▶ _Records from a collection_

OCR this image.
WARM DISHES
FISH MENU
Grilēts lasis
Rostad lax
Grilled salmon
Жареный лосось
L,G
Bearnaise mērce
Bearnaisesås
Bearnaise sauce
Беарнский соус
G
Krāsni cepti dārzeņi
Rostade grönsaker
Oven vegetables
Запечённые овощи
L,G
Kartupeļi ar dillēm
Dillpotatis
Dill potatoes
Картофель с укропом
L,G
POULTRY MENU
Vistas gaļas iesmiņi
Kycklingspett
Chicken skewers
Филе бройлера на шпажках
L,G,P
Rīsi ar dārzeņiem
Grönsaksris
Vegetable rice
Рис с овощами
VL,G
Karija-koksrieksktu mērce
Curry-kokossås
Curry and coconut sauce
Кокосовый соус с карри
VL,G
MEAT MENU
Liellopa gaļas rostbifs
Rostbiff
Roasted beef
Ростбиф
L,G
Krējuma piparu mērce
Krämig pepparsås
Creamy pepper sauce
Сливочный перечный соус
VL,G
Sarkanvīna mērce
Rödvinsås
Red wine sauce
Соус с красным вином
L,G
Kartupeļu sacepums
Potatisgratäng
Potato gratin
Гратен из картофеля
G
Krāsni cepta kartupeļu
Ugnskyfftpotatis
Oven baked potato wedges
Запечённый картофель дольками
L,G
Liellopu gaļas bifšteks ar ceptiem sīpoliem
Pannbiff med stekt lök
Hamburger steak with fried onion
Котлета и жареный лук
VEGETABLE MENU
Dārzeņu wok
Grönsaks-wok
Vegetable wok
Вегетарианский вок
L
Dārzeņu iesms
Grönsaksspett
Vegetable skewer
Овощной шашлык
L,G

▶ _Request_
From the records above, please extract every line and repeat it exactly.

▶ _The reply_
OCR this image.
WARM DISHES
FISH MENU
Grilēts lasis
Rostad lax
Grilled salmon
Жареный лосось
L,G
Bearnaise mērce
Bearnaisesås
Bearnaise sauce
Беарнский соус
G
Krāsni cepti dārzeņi
Rostade grönsaker
Oven vegetables
Запечённые овощи
L,G
Kartupeļi ar dillēm
Dillpotatis
Dill potatoes
Картофель с укропом
L,G
POULTRY MENU
Vistas gaļas iesmiņi
Kycklingspett
Chicken skewers
Филе бройлера на шпажках
L,G,P
Rīsi ar dārzeņiem
Grönsaksris
Vegetable rice
Рис с овощами
VL,G
Karija-koksrieksktu mērce
Curry-kokossås
Curry and coconut sauce
Кокосовый соус с карри
VL,G
MEAT MENU
Liellopa gaļas rostbifs
Rostbiff
Roasted beef
Ростбиф
L,G
Krējuma piparu mērce
Krämig pepparsås
Creamy pepper sauce
Сливочный перечный соус
VL,G
Sarkanvīna mērce
Rödvinsås
Red wine sauce
Соус с красным вином
L,G
Kartupeļu sacepums
Potatisgratäng
Potato gratin
Гратен из картофеля
G
Krāsni cepta kartupeļu
Ugnskyfftpotatis
Oven baked potato wedges
Запечённый картофель дольками
L,G
Liellopu gaļas bifšteks ar ceptiem sīpoliem
Pannbiff med stekt lök
Hamburger steak with fried onion
Котлета и жареный лук
VEGETABLE MENU
Dārzeņu wok
Grönsaks-wok
Vegetable wok
Вегетарианский вок
L
Dārzeņu iesms
Grönsaksspett
Vegetable skewer
Овощной шашлык
L,G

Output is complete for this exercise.